Stored records
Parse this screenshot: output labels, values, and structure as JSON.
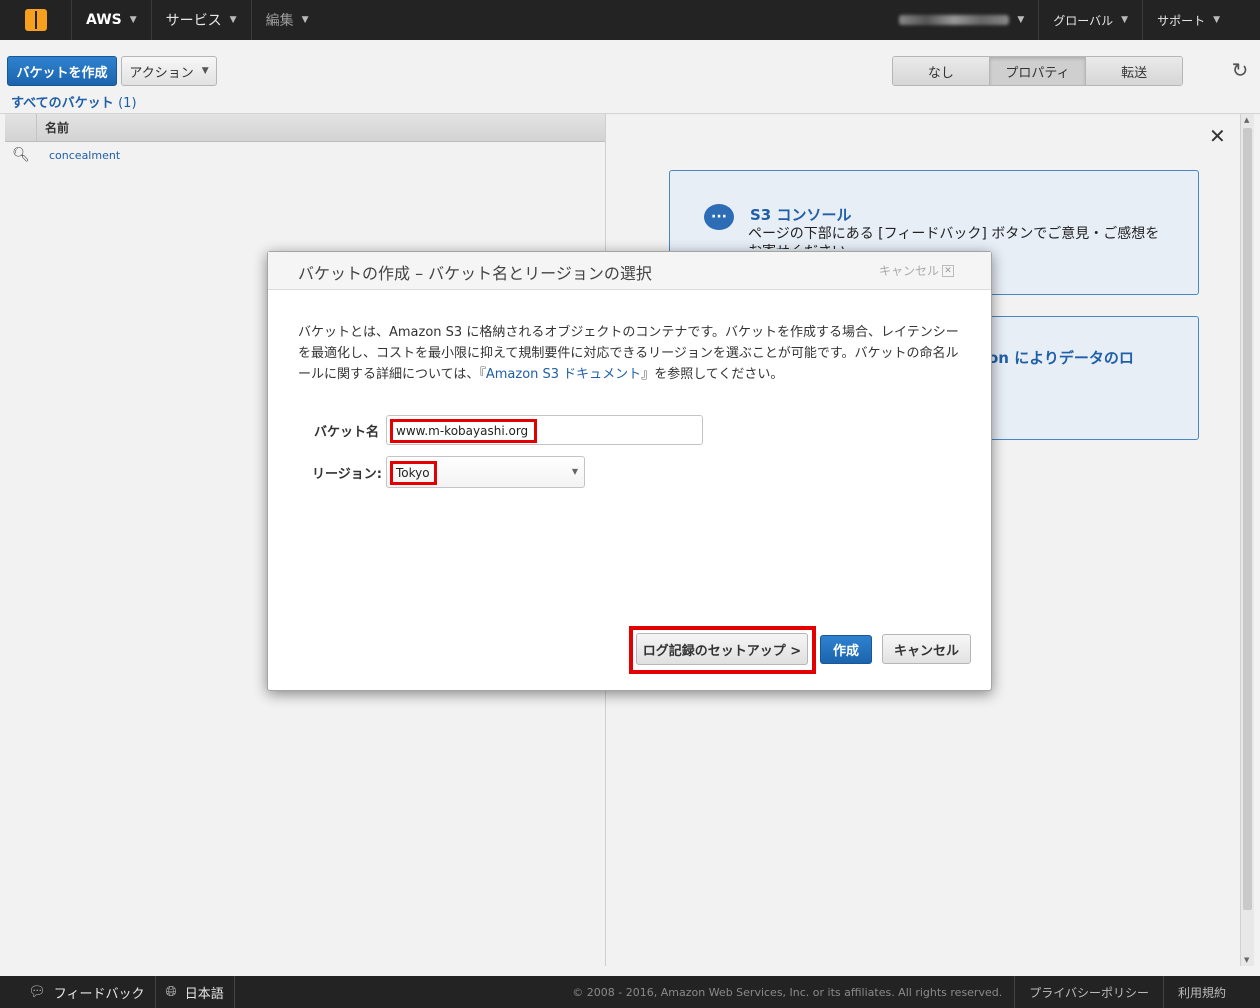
{
  "topnav": {
    "brand": "AWS",
    "services": "サービス",
    "edit": "編集",
    "region": "グローバル",
    "support": "サポート"
  },
  "toolbar": {
    "create_bucket": "バケットを作成",
    "actions": "アクション",
    "view_tabs": [
      "なし",
      "プロパティ",
      "転送"
    ],
    "active_tab": "プロパティ",
    "all_buckets": "すべてのバケット",
    "bucket_count": "(1)"
  },
  "table": {
    "column_name": "名前",
    "rows": [
      "concealment"
    ]
  },
  "info_cards": {
    "card1_title": "S3 コンソール",
    "card1_text": "ページの下部にある [フィードバック] ボタンでご意見・ご感想をお寄せください。",
    "card2_title": "on によりデータのロ"
  },
  "modal": {
    "title": "バケットの作成 – バケット名とリージョンの選択",
    "cancel_top": "キャンセル",
    "desc_part1": "バケットとは、Amazon S3 に格納されるオブジェクトのコンテナです。バケットを作成する場合、レイテンシーを最適化し、コストを最小限に抑えて規制要件に対応できるリージョンを選ぶことが可能です。バケットの命名ルールに関する詳細については、『",
    "desc_link": "Amazon S3 ドキュメント",
    "desc_part2": "』を参照してください。",
    "bucket_label": "バケット名",
    "bucket_value": "www.m-kobayashi.org",
    "region_label": "リージョン:",
    "region_value": "Tokyo",
    "btn_logging": "ログ記録のセットアップ >",
    "btn_create": "作成",
    "btn_cancel": "キャンセル"
  },
  "footer": {
    "feedback": "フィードバック",
    "language": "日本語",
    "copyright": "© 2008 - 2016, Amazon Web Services, Inc. or its affiliates. All rights reserved.",
    "privacy": "プライバシーポリシー",
    "terms": "利用規約"
  },
  "colors": {
    "primary": "#1b64ad",
    "highlight": "#e30000",
    "topbar": "#232323"
  }
}
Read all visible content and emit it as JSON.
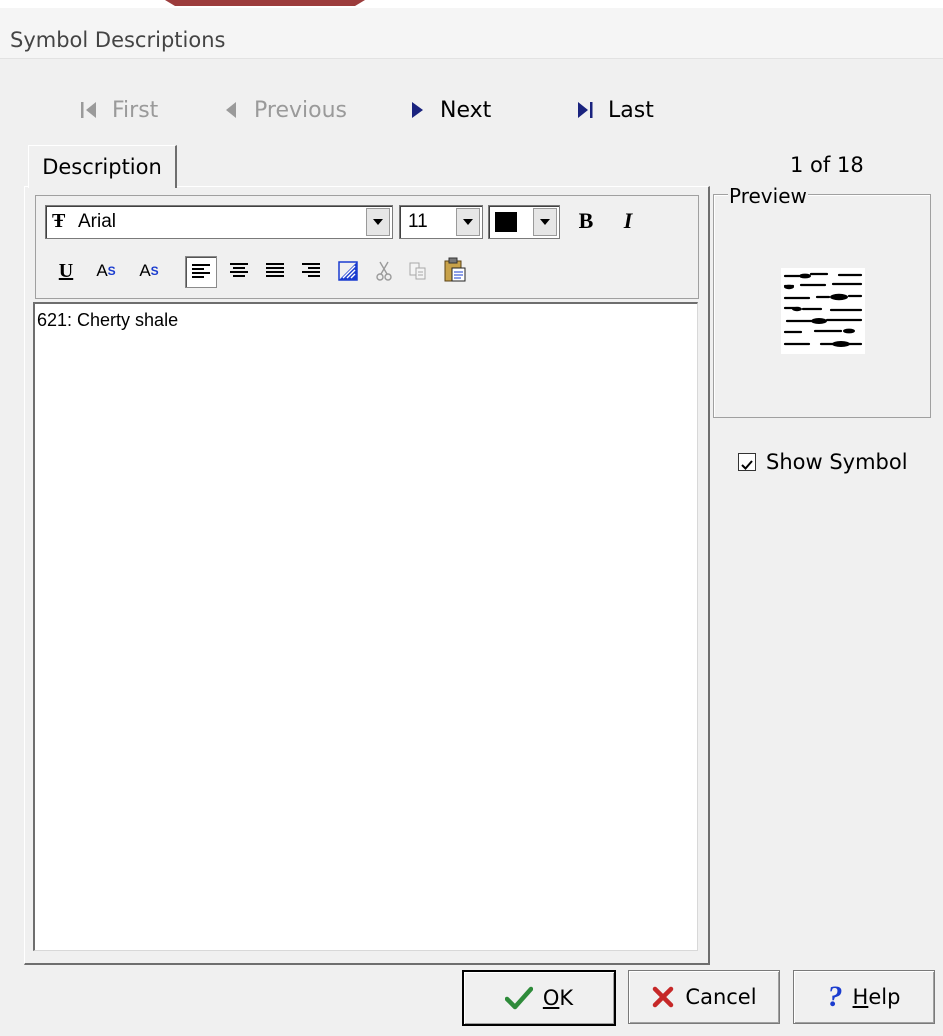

Work required
Using the records above, retype everything exactly except the pictures.

Result below
Parse this screenshot: output labels, values, and structure as JSON.
{
  "topnav": {
    "brand": "AWS",
    "services": "サービス",
    "edit": "編集",
    "region": "グローバル",
    "support": "サポート"
  },
  "toolbar": {
    "create_bucket": "バケットを作成",
    "actions": "アクション",
    "view_tabs": [
      "なし",
      "プロパティ",
      "転送"
    ],
    "active_tab": "プロパティ",
    "all_buckets": "すべてのバケット",
    "bucket_count": "(1)"
  },
  "table": {
    "column_name": "名前",
    "rows": [
      "concealment"
    ]
  },
  "info_cards": {
    "card1_title": "S3 コンソール",
    "card1_text": "ページの下部にある [フィードバック] ボタンでご意見・ご感想をお寄せください。",
    "card2_title": "on によりデータのロ"
  },
  "modal": {
    "title": "バケットの作成 – バケット名とリージョンの選択",
    "cancel_top": "キャンセル",
    "desc_part1": "バケットとは、Amazon S3 に格納されるオブジェクトのコンテナです。バケットを作成する場合、レイテンシーを最適化し、コストを最小限に抑えて規制要件に対応できるリージョンを選ぶことが可能です。バケットの命名ルールに関する詳細については、『",
    "desc_link": "Amazon S3 ドキュメント",
    "desc_part2": "』を参照してください。",
    "bucket_label": "バケット名",
    "bucket_value": "www.m-kobayashi.org",
    "region_label": "リージョン:",
    "region_value": "Tokyo",
    "btn_logging": "ログ記録のセットアップ >",
    "btn_create": "作成",
    "btn_cancel": "キャンセル"
  },
  "footer": {
    "feedback": "フィードバック",
    "language": "日本語",
    "copyright": "© 2008 - 2016, Amazon Web Services, Inc. or its affiliates. All rights reserved.",
    "privacy": "プライバシーポリシー",
    "terms": "利用規約"
  },
  "colors": {
    "primary": "#1b64ad",
    "highlight": "#e30000",
    "topbar": "#232323"
  }
}
Read all visible content and emit it as JSON.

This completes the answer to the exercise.